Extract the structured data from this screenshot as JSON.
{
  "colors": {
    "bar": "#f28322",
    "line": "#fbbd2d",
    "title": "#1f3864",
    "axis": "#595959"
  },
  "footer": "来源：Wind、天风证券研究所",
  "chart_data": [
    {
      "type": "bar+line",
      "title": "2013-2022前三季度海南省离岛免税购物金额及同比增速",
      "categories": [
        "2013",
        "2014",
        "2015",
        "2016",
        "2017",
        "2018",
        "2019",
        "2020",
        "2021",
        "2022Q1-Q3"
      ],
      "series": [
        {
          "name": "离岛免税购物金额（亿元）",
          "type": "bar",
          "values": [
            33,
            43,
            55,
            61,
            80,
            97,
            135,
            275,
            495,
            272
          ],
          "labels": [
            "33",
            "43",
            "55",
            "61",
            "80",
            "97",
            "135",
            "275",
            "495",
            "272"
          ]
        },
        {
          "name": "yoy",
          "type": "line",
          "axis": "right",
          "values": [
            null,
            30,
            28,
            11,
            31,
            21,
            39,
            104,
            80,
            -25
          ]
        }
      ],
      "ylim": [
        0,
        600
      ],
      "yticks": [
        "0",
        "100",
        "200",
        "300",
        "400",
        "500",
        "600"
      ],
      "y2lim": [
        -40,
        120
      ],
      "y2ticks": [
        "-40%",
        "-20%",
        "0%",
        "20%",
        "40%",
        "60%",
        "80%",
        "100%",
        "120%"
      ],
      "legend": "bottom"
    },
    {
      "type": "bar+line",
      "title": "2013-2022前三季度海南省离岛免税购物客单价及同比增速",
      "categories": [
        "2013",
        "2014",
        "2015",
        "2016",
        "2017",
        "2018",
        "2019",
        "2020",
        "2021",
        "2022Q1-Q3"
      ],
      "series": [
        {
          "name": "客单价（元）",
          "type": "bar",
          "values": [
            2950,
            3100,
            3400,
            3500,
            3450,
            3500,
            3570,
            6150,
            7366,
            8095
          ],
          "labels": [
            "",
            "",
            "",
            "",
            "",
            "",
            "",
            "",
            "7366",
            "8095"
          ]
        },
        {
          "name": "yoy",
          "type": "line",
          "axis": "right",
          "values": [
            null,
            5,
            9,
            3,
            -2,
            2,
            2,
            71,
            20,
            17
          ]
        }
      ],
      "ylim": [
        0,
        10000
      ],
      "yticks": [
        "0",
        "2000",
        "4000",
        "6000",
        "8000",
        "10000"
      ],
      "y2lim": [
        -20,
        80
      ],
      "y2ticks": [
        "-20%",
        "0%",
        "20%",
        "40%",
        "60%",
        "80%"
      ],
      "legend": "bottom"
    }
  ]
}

(EXERCISE GOAL)
Every record above needs to be repeated word for word.

(IN RESPONSE)
Extract the structured data from this screenshot as JSON.
{
  "colors": {
    "bar": "#f28322",
    "line": "#fbbd2d",
    "title": "#1f3864",
    "axis": "#595959"
  },
  "footer": "来源：Wind、天风证券研究所",
  "chart_data": [
    {
      "type": "bar+line",
      "title": "2013-2022前三季度海南省离岛免税购物金额及同比增速",
      "categories": [
        "2013",
        "2014",
        "2015",
        "2016",
        "2017",
        "2018",
        "2019",
        "2020",
        "2021",
        "2022Q1-Q3"
      ],
      "series": [
        {
          "name": "离岛免税购物金额（亿元）",
          "type": "bar",
          "values": [
            33,
            43,
            55,
            61,
            80,
            97,
            135,
            275,
            495,
            272
          ],
          "labels": [
            "33",
            "43",
            "55",
            "61",
            "80",
            "97",
            "135",
            "275",
            "495",
            "272"
          ]
        },
        {
          "name": "yoy",
          "type": "line",
          "axis": "right",
          "values": [
            null,
            30,
            28,
            11,
            31,
            21,
            39,
            104,
            80,
            -25
          ]
        }
      ],
      "ylim": [
        0,
        600
      ],
      "yticks": [
        "0",
        "100",
        "200",
        "300",
        "400",
        "500",
        "600"
      ],
      "y2lim": [
        -40,
        120
      ],
      "y2ticks": [
        "-40%",
        "-20%",
        "0%",
        "20%",
        "40%",
        "60%",
        "80%",
        "100%",
        "120%"
      ],
      "legend": "bottom"
    },
    {
      "type": "bar+line",
      "title": "2013-2022前三季度海南省离岛免税购物客单价及同比增速",
      "categories": [
        "2013",
        "2014",
        "2015",
        "2016",
        "2017",
        "2018",
        "2019",
        "2020",
        "2021",
        "2022Q1-Q3"
      ],
      "series": [
        {
          "name": "客单价（元）",
          "type": "bar",
          "values": [
            2950,
            3100,
            3400,
            3500,
            3450,
            3500,
            3570,
            6150,
            7366,
            8095
          ],
          "labels": [
            "",
            "",
            "",
            "",
            "",
            "",
            "",
            "",
            "7366",
            "8095"
          ]
        },
        {
          "name": "yoy",
          "type": "line",
          "axis": "right",
          "values": [
            null,
            5,
            9,
            3,
            -2,
            2,
            2,
            71,
            20,
            17
          ]
        }
      ],
      "ylim": [
        0,
        10000
      ],
      "yticks": [
        "0",
        "2000",
        "4000",
        "6000",
        "8000",
        "10000"
      ],
      "y2lim": [
        -20,
        80
      ],
      "y2ticks": [
        "-20%",
        "0%",
        "20%",
        "40%",
        "60%",
        "80%"
      ],
      "legend": "bottom"
    }
  ]
}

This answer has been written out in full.